→ Exercise goal
Your task is to copy every line of this material exactly.

→ Given records
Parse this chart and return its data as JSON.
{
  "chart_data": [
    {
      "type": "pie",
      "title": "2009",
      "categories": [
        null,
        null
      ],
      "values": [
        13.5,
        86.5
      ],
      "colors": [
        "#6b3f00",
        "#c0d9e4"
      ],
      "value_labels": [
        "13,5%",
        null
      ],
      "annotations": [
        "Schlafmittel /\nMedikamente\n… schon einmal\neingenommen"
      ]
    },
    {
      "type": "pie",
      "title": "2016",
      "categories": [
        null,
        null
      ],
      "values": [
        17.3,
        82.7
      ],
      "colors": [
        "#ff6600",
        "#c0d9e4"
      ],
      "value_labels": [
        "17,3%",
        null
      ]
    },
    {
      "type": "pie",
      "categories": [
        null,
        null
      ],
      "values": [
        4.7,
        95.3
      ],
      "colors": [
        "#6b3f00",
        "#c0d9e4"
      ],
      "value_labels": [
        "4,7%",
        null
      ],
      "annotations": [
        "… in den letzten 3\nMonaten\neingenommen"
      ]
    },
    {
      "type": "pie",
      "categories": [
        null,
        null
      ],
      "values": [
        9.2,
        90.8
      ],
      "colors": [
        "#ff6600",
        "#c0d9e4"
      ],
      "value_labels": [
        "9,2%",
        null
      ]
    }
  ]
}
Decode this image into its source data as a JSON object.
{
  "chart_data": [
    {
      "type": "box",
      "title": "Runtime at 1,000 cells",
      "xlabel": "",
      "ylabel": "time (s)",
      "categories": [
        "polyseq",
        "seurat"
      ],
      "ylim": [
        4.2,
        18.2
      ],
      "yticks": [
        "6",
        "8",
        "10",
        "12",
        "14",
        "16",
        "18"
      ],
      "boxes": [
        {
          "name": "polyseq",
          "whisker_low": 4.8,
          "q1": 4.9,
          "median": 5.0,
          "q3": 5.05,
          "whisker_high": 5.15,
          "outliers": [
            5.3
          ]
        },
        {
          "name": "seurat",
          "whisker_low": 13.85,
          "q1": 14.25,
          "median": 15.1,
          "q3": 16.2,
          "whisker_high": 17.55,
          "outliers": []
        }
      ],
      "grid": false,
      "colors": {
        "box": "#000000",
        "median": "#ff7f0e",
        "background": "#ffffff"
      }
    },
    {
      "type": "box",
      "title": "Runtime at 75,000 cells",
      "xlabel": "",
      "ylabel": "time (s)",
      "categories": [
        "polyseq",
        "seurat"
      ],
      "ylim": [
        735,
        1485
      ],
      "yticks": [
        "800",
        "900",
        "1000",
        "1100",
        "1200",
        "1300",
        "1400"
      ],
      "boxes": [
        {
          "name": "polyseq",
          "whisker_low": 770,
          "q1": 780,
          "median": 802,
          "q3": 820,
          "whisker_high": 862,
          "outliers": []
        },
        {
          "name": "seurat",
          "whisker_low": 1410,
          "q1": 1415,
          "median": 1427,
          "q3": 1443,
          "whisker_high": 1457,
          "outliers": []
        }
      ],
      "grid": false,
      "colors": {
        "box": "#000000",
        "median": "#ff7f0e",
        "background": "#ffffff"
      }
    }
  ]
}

→ Task result
Parse this chart and return its data as JSON.
{
  "chart_data": [
    {
      "type": "pie",
      "title": "2009",
      "categories": [
        null,
        null
      ],
      "values": [
        13.5,
        86.5
      ],
      "colors": [
        "#6b3f00",
        "#c0d9e4"
      ],
      "value_labels": [
        "13,5%",
        null
      ],
      "annotations": [
        "Schlafmittel /\nMedikamente\n… schon einmal\neingenommen"
      ]
    },
    {
      "type": "pie",
      "title": "2016",
      "categories": [
        null,
        null
      ],
      "values": [
        17.3,
        82.7
      ],
      "colors": [
        "#ff6600",
        "#c0d9e4"
      ],
      "value_labels": [
        "17,3%",
        null
      ]
    },
    {
      "type": "pie",
      "categories": [
        null,
        null
      ],
      "values": [
        4.7,
        95.3
      ],
      "colors": [
        "#6b3f00",
        "#c0d9e4"
      ],
      "value_labels": [
        "4,7%",
        null
      ],
      "annotations": [
        "… in den letzten 3\nMonaten\neingenommen"
      ]
    },
    {
      "type": "pie",
      "categories": [
        null,
        null
      ],
      "values": [
        9.2,
        90.8
      ],
      "colors": [
        "#ff6600",
        "#c0d9e4"
      ],
      "value_labels": [
        "9,2%",
        null
      ]
    }
  ]
}
Decode this image into its source data as a JSON object.
{
  "chart_data": [
    {
      "type": "box",
      "title": "Runtime at 1,000 cells",
      "xlabel": "",
      "ylabel": "time (s)",
      "categories": [
        "polyseq",
        "seurat"
      ],
      "ylim": [
        4.2,
        18.2
      ],
      "yticks": [
        "6",
        "8",
        "10",
        "12",
        "14",
        "16",
        "18"
      ],
      "boxes": [
        {
          "name": "polyseq",
          "whisker_low": 4.8,
          "q1": 4.9,
          "median": 5.0,
          "q3": 5.05,
          "whisker_high": 5.15,
          "outliers": [
            5.3
          ]
        },
        {
          "name": "seurat",
          "whisker_low": 13.85,
          "q1": 14.25,
          "median": 15.1,
          "q3": 16.2,
          "whisker_high": 17.55,
          "outliers": []
        }
      ],
      "grid": false,
      "colors": {
        "box": "#000000",
        "median": "#ff7f0e",
        "background": "#ffffff"
      }
    },
    {
      "type": "box",
      "title": "Runtime at 75,000 cells",
      "xlabel": "",
      "ylabel": "time (s)",
      "categories": [
        "polyseq",
        "seurat"
      ],
      "ylim": [
        735,
        1485
      ],
      "yticks": [
        "800",
        "900",
        "1000",
        "1100",
        "1200",
        "1300",
        "1400"
      ],
      "boxes": [
        {
          "name": "polyseq",
          "whisker_low": 770,
          "q1": 780,
          "median": 802,
          "q3": 820,
          "whisker_high": 862,
          "outliers": []
        },
        {
          "name": "seurat",
          "whisker_low": 1410,
          "q1": 1415,
          "median": 1427,
          "q3": 1443,
          "whisker_high": 1457,
          "outliers": []
        }
      ],
      "grid": false,
      "colors": {
        "box": "#000000",
        "median": "#ff7f0e",
        "background": "#ffffff"
      }
    }
  ]
}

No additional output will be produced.